-------- Data rows

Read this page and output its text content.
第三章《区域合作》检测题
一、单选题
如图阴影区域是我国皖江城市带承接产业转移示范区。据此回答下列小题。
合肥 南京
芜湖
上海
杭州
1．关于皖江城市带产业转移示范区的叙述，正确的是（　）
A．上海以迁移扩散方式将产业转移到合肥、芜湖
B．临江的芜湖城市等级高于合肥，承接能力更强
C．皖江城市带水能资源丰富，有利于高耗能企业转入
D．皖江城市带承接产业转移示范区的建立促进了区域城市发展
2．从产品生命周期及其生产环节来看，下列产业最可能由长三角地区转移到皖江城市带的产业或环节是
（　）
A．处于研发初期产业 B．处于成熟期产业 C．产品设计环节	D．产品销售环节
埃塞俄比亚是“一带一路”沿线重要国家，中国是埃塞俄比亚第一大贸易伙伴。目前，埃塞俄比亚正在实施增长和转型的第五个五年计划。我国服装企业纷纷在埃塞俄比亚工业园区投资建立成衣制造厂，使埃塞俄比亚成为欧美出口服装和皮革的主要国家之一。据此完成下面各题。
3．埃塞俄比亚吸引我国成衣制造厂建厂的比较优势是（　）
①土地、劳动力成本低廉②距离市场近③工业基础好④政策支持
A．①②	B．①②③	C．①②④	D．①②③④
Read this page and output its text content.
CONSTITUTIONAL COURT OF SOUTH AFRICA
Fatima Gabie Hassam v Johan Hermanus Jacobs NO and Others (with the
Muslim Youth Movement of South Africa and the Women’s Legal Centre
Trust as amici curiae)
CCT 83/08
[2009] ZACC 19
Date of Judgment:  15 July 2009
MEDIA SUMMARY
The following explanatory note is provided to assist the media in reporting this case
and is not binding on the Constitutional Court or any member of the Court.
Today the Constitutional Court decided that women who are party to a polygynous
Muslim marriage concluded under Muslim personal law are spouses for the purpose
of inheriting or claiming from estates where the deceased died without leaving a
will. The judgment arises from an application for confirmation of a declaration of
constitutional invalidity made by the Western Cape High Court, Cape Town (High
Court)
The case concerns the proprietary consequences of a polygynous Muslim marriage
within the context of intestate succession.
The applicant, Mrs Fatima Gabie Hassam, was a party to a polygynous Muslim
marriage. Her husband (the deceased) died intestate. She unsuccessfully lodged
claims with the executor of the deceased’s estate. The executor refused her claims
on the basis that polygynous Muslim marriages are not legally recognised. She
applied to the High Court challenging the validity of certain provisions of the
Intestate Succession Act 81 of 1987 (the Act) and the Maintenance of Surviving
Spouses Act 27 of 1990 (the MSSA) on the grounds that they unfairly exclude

----------------

-- Short task --
Give the number of lines in the records above that contain the word "deceased". Reply with that number alone.

-- Solution for this task --
3